(Collected data)
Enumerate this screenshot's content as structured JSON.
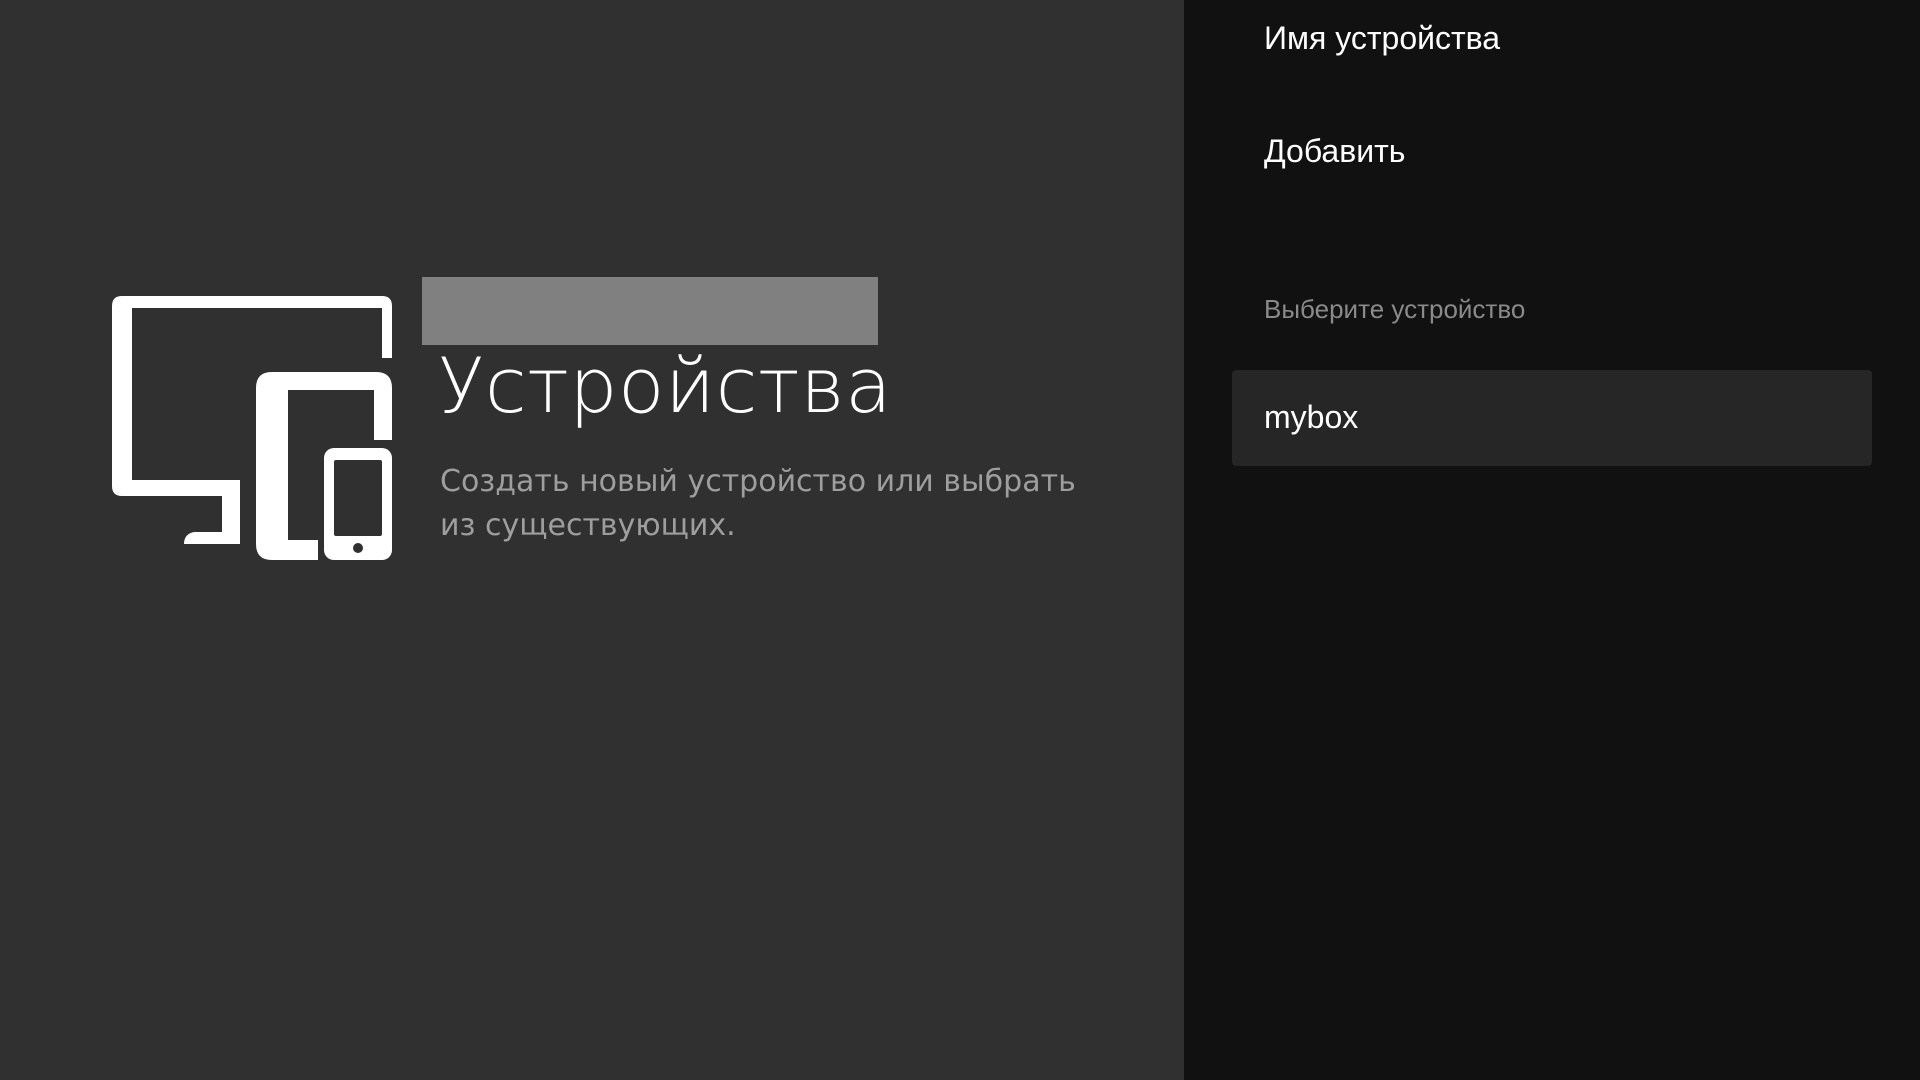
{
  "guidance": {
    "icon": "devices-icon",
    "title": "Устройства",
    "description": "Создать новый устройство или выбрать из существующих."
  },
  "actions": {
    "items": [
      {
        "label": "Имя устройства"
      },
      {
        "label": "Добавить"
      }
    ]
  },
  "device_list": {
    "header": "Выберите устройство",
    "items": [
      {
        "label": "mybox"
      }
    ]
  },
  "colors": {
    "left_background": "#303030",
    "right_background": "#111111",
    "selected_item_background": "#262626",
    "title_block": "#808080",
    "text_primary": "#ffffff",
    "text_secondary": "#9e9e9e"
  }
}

◆ **EXERCISE**: Pictures are not part of the copy; output everything else in the records exactly.

◆ **WRITTEN RESPONSE**:
Enumerate this screenshot's content as structured JSON.
{
  "guidance": {
    "icon": "devices-icon",
    "title": "Устройства",
    "description": "Создать новый устройство или выбрать из существующих."
  },
  "actions": {
    "items": [
      {
        "label": "Имя устройства"
      },
      {
        "label": "Добавить"
      }
    ]
  },
  "device_list": {
    "header": "Выберите устройство",
    "items": [
      {
        "label": "mybox"
      }
    ]
  },
  "colors": {
    "left_background": "#303030",
    "right_background": "#111111",
    "selected_item_background": "#262626",
    "title_block": "#808080",
    "text_primary": "#ffffff",
    "text_secondary": "#9e9e9e"
  }
}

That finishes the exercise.